Scan the lines below for "wždycky"; report the number of lines that contain it, and only that.
==== Provided records
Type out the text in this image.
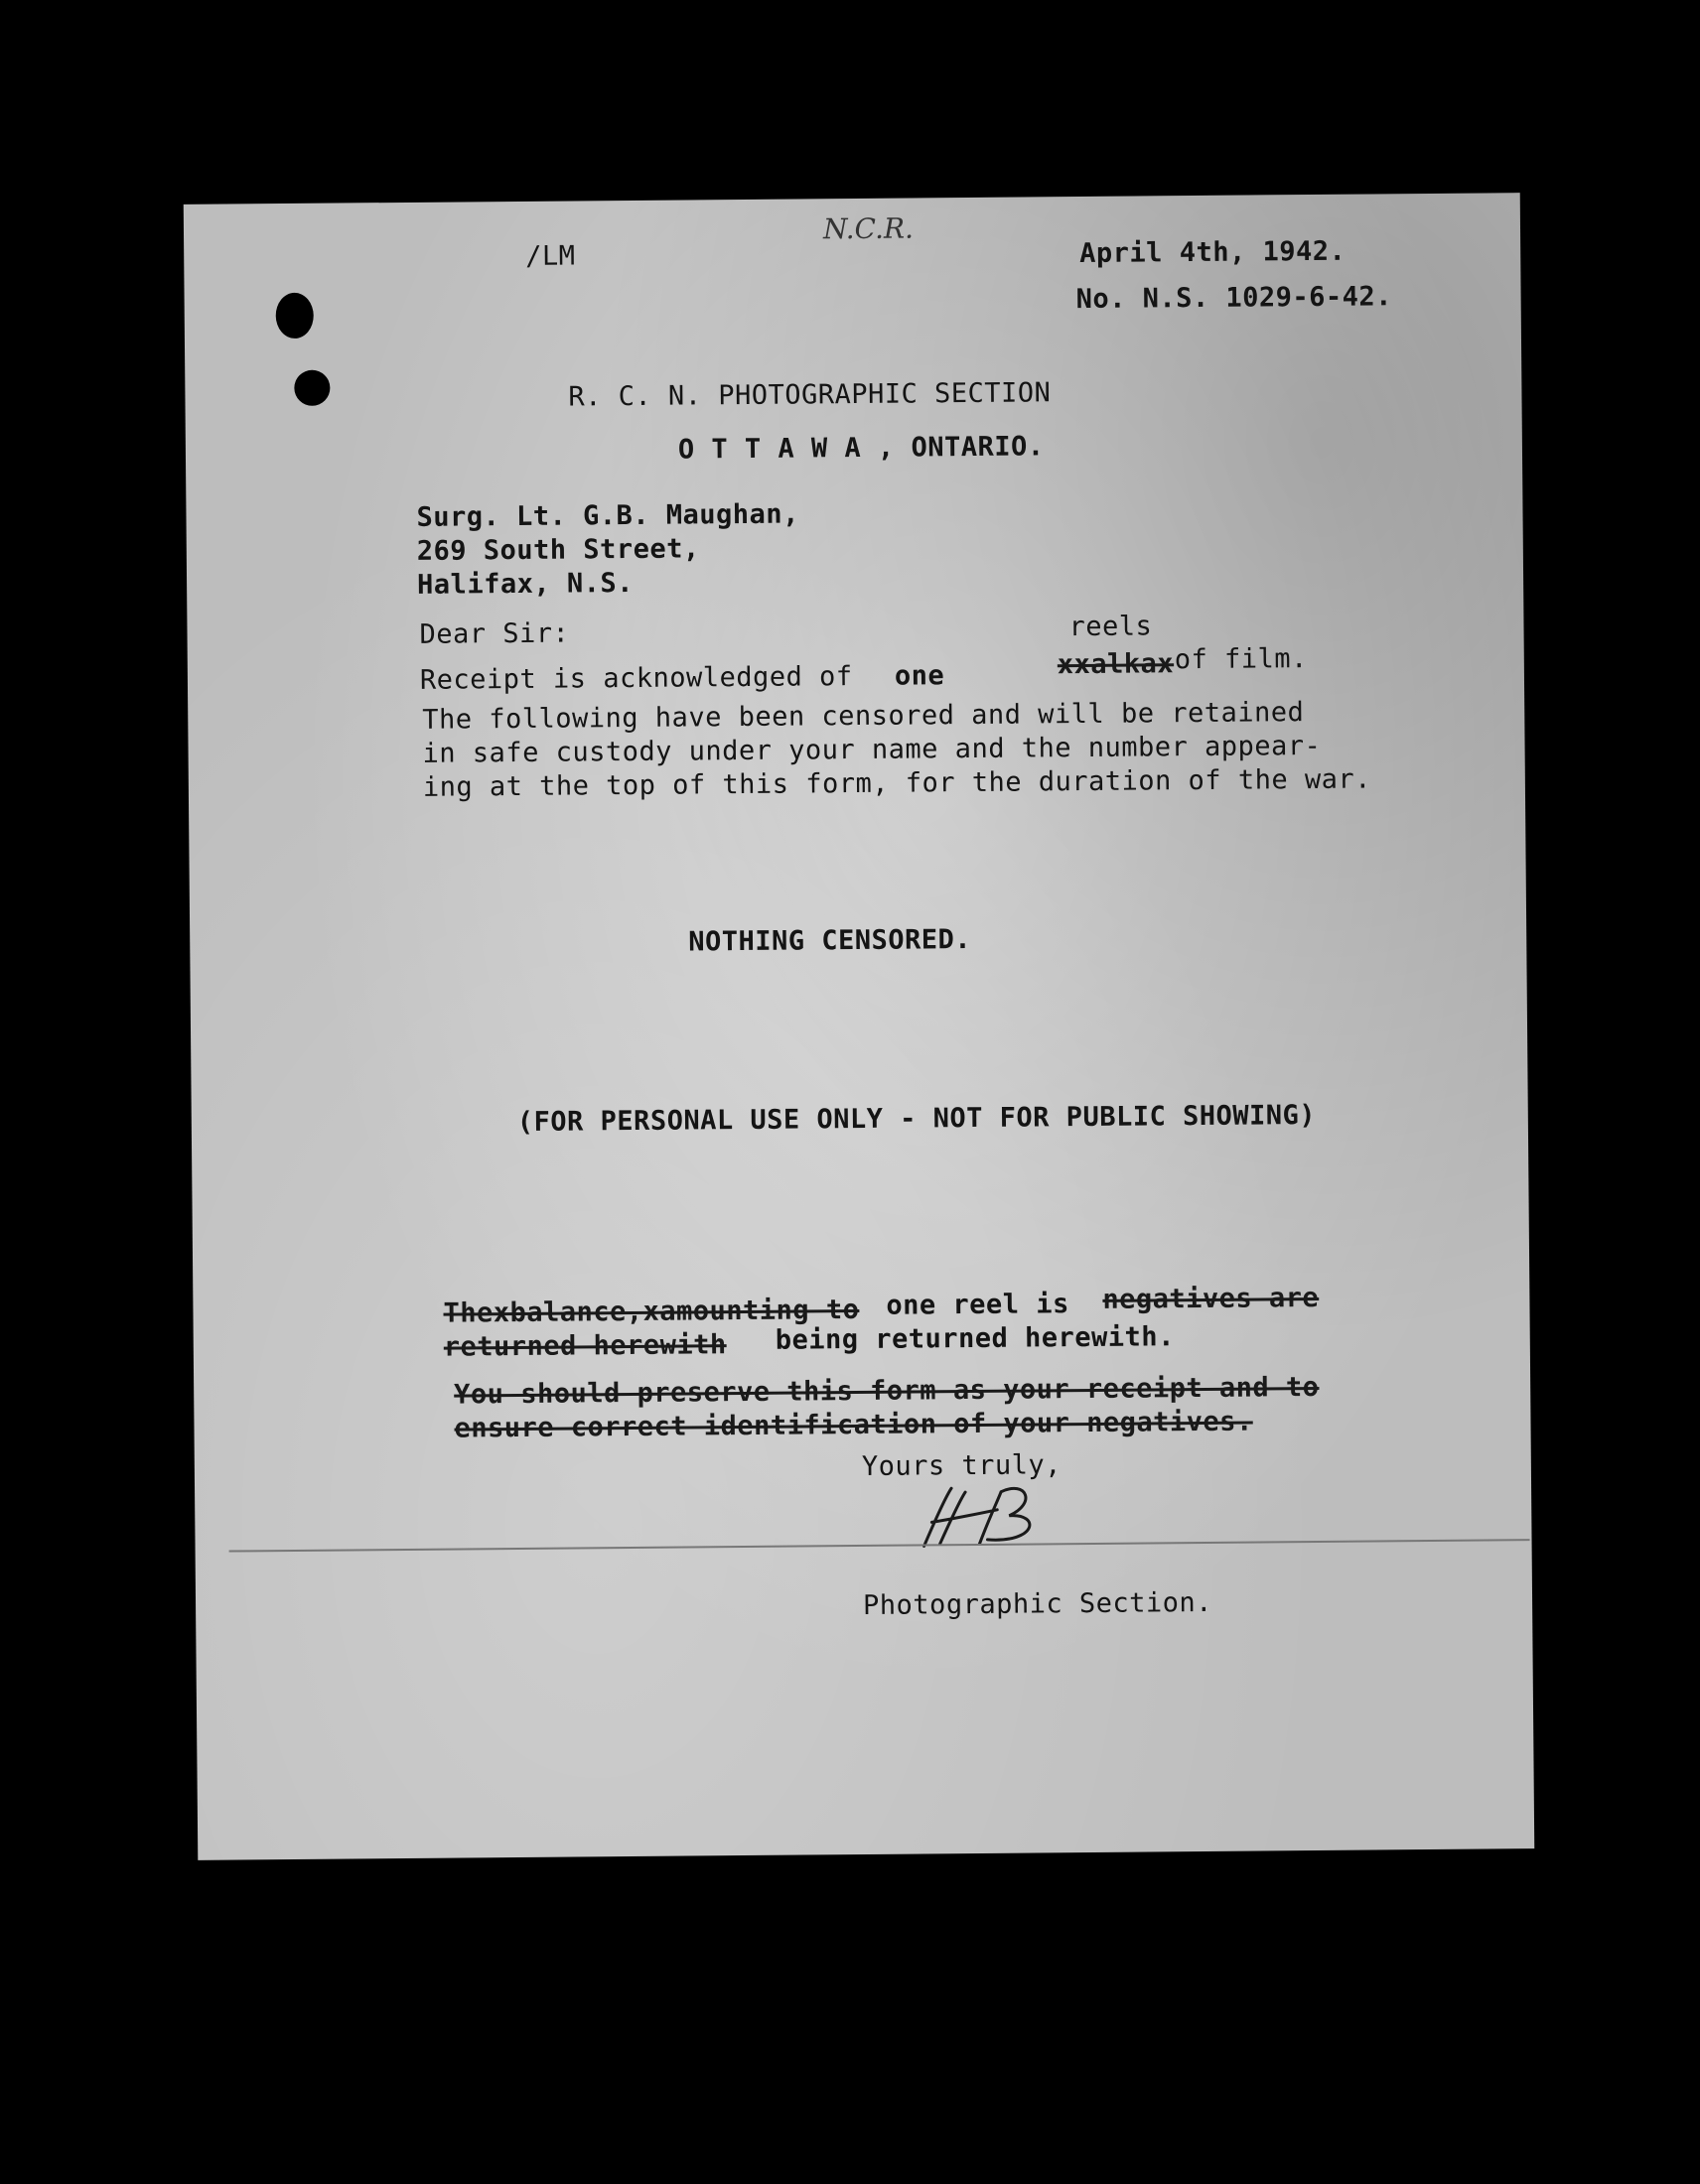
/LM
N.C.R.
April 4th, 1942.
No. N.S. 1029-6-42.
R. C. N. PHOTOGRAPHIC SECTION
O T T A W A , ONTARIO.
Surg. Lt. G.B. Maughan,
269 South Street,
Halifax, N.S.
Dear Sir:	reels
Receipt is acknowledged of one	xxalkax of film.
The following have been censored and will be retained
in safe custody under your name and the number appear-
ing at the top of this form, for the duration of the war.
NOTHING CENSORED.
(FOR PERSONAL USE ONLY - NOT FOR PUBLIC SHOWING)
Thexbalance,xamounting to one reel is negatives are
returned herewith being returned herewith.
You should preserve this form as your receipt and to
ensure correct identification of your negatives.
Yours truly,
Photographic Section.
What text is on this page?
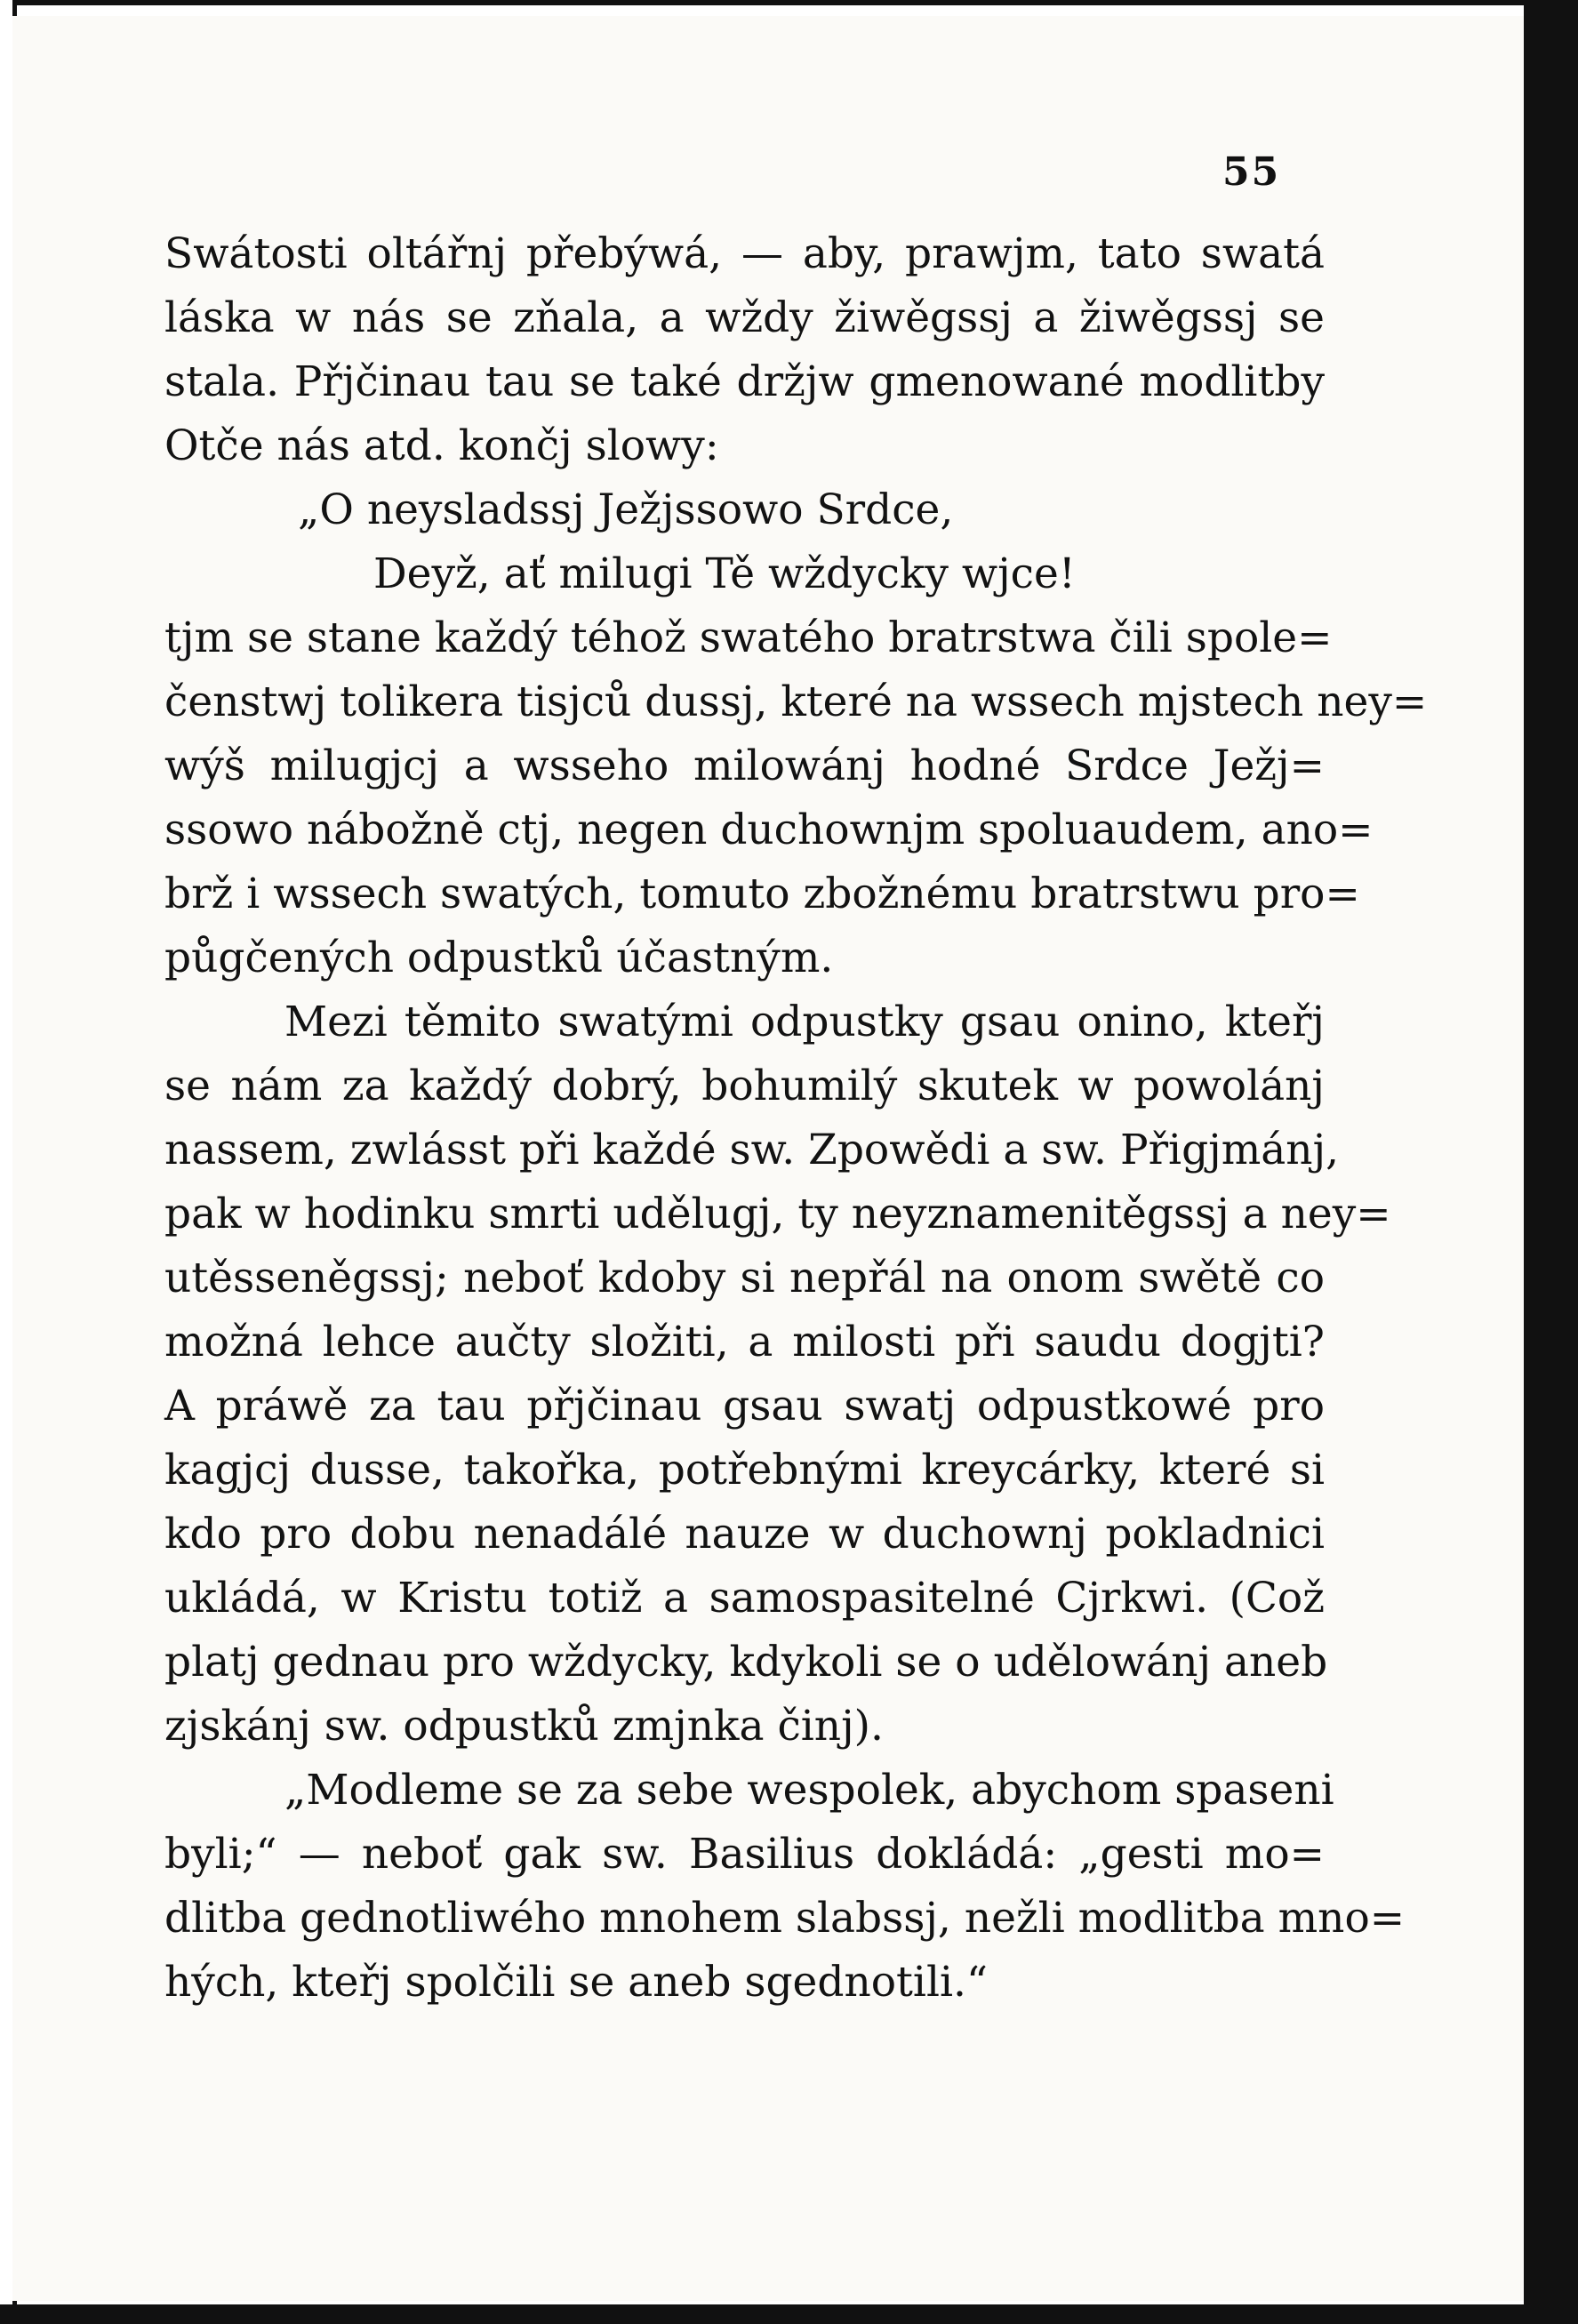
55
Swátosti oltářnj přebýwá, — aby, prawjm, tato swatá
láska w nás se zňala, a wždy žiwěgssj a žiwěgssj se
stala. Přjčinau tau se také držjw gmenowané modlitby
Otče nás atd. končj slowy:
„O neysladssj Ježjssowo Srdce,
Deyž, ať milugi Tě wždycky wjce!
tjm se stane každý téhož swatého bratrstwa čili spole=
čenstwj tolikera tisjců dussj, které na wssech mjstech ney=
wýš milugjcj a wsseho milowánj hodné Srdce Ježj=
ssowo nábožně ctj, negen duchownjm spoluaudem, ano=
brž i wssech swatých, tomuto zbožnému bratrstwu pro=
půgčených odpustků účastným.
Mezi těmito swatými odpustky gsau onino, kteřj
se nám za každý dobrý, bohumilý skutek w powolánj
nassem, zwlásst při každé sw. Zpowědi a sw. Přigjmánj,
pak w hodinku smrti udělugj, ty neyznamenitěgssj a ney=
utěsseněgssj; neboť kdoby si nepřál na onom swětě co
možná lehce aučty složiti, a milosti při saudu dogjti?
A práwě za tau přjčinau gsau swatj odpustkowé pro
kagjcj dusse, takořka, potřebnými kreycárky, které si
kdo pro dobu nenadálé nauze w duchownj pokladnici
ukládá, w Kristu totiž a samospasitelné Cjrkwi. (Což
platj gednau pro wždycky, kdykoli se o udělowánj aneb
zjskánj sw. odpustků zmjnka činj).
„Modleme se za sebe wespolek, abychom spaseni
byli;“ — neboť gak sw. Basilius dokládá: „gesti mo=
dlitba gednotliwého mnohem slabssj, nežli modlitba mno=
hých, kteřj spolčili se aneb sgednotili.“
========
### Expected answer
2